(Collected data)
== == ==

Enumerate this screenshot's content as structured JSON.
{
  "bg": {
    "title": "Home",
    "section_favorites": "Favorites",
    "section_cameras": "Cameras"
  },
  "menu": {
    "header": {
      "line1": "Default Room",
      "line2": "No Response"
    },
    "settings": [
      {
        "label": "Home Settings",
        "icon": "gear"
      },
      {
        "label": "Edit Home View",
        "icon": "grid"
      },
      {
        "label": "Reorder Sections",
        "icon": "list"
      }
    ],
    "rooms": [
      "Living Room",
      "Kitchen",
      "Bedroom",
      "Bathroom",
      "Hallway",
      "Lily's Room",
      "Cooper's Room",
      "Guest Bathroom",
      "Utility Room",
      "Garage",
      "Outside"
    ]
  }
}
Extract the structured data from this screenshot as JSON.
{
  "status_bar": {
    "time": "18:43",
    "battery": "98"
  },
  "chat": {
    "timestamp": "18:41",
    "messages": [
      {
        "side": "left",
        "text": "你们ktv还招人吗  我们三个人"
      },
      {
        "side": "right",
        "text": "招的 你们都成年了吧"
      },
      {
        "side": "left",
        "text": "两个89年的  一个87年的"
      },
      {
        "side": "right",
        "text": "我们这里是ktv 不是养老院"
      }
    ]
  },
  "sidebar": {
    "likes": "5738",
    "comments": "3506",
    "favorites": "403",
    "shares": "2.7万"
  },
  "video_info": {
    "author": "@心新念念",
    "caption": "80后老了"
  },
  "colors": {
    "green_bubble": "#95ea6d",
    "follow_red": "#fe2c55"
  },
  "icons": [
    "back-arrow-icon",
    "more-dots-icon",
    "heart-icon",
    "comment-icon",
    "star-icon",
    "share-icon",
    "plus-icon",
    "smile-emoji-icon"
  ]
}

== == ==

* _Exercise goal_
Repeat all of the entries exactly.

* _Written response_
Enumerate this screenshot's content as structured JSON.
{
  "bg": {
    "title": "Home",
    "section_favorites": "Favorites",
    "section_cameras": "Cameras"
  },
  "menu": {
    "header": {
      "line1": "Default Room",
      "line2": "No Response"
    },
    "settings": [
      {
        "label": "Home Settings",
        "icon": "gear"
      },
      {
        "label": "Edit Home View",
        "icon": "grid"
      },
      {
        "label": "Reorder Sections",
        "icon": "list"
      }
    ],
    "rooms": [
      "Living Room",
      "Kitchen",
      "Bedroom",
      "Bathroom",
      "Hallway",
      "Lily's Room",
      "Cooper's Room",
      "Guest Bathroom",
      "Utility Room",
      "Garage",
      "Outside"
    ]
  }
}
Extract the structured data from this screenshot as JSON.
{
  "status_bar": {
    "time": "18:43",
    "battery": "98"
  },
  "chat": {
    "timestamp": "18:41",
    "messages": [
      {
        "side": "left",
        "text": "你们ktv还招人吗  我们三个人"
      },
      {
        "side": "right",
        "text": "招的 你们都成年了吧"
      },
      {
        "side": "left",
        "text": "两个89年的  一个87年的"
      },
      {
        "side": "right",
        "text": "我们这里是ktv 不是养老院"
      }
    ]
  },
  "sidebar": {
    "likes": "5738",
    "comments": "3506",
    "favorites": "403",
    "shares": "2.7万"
  },
  "video_info": {
    "author": "@心新念念",
    "caption": "80后老了"
  },
  "colors": {
    "green_bubble": "#95ea6d",
    "follow_red": "#fe2c55"
  },
  "icons": [
    "back-arrow-icon",
    "more-dots-icon",
    "heart-icon",
    "comment-icon",
    "star-icon",
    "share-icon",
    "plus-icon",
    "smile-emoji-icon"
  ]
}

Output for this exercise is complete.